**The request**
Transcribe the listing below word for word.

[Records from a dataset]
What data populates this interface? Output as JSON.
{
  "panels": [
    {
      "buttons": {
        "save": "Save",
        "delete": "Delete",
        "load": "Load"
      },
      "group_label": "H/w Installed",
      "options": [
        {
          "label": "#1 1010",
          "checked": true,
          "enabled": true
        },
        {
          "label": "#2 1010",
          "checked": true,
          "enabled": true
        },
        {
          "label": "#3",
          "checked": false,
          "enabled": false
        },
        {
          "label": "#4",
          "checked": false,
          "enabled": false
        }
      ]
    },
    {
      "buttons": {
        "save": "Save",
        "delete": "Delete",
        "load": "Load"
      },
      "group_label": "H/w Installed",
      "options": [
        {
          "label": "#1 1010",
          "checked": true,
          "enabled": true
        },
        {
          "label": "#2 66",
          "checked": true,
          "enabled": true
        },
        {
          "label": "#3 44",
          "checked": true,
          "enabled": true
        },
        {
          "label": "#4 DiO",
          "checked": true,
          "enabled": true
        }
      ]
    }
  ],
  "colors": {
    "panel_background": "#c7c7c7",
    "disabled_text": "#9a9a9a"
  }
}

**Finished answer**
What data populates this interface? Output as JSON.
{
  "panels": [
    {
      "buttons": {
        "save": "Save",
        "delete": "Delete",
        "load": "Load"
      },
      "group_label": "H/w Installed",
      "options": [
        {
          "label": "#1 1010",
          "checked": true,
          "enabled": true
        },
        {
          "label": "#2 1010",
          "checked": true,
          "enabled": true
        },
        {
          "label": "#3",
          "checked": false,
          "enabled": false
        },
        {
          "label": "#4",
          "checked": false,
          "enabled": false
        }
      ]
    },
    {
      "buttons": {
        "save": "Save",
        "delete": "Delete",
        "load": "Load"
      },
      "group_label": "H/w Installed",
      "options": [
        {
          "label": "#1 1010",
          "checked": true,
          "enabled": true
        },
        {
          "label": "#2 66",
          "checked": true,
          "enabled": true
        },
        {
          "label": "#3 44",
          "checked": true,
          "enabled": true
        },
        {
          "label": "#4 DiO",
          "checked": true,
          "enabled": true
        }
      ]
    }
  ],
  "colors": {
    "panel_background": "#c7c7c7",
    "disabled_text": "#9a9a9a"
  }
}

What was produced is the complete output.